Report how many lines below contain the word "KRMD", and give only that number.

— Records from a collection —

────────────────────

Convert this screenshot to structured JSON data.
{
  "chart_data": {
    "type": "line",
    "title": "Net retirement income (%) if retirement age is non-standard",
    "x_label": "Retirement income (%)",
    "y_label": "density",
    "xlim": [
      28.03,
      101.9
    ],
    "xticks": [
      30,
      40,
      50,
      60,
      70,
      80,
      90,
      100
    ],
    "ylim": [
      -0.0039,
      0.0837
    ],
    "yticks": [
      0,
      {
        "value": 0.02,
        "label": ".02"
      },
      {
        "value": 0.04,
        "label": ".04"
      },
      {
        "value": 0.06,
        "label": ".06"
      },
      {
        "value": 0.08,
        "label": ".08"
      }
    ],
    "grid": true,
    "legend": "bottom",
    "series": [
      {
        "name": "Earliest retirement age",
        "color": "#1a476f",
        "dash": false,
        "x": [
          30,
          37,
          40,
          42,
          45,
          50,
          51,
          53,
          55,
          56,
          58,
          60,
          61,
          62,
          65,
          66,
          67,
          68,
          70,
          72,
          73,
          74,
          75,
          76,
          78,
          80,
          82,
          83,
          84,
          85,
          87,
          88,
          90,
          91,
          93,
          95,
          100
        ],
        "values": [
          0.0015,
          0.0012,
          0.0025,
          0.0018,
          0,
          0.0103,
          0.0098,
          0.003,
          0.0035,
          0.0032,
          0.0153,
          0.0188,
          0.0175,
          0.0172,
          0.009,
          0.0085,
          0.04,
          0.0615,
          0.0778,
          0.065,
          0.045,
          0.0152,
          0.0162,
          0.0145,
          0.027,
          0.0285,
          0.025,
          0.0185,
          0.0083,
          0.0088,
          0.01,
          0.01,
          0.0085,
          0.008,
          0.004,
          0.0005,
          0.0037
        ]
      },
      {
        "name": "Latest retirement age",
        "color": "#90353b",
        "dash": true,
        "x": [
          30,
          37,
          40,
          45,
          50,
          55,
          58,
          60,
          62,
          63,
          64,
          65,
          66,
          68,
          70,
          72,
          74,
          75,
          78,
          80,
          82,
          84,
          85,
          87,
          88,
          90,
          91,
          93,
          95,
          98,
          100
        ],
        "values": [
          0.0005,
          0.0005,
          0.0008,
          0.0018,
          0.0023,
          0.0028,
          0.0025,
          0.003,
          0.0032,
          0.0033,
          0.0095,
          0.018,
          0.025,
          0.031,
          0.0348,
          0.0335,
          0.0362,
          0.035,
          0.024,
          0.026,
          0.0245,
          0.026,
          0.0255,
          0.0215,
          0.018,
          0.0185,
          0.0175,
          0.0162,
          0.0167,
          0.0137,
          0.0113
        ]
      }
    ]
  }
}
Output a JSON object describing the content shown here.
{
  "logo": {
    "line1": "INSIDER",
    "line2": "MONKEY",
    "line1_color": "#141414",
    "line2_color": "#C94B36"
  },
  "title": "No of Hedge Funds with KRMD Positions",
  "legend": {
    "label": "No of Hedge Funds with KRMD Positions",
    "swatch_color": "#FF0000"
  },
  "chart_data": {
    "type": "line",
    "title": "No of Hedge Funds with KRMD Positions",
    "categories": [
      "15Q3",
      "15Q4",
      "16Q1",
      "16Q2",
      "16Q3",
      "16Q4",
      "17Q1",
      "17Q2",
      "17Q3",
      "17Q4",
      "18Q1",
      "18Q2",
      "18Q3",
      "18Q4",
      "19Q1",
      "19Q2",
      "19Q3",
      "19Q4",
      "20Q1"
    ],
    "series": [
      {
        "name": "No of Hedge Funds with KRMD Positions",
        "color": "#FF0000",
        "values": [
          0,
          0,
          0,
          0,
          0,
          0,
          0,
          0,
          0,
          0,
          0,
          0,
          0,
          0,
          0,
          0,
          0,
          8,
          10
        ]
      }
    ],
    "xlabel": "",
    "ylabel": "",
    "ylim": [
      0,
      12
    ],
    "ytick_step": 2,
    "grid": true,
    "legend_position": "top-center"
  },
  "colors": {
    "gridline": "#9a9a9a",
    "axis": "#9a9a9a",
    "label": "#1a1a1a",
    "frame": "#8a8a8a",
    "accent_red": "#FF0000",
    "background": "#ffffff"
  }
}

────────────────────

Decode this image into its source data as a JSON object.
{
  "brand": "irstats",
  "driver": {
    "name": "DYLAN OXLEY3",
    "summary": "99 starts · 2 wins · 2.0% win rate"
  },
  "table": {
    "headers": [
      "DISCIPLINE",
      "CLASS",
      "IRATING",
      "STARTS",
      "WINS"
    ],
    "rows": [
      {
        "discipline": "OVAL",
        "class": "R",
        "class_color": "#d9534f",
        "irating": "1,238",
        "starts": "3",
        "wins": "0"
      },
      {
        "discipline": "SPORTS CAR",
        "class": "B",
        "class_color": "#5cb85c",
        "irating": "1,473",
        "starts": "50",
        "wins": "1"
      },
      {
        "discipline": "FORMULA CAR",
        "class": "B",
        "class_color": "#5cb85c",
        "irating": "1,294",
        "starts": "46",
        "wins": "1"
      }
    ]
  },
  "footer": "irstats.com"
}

────────────────────

— In response —
4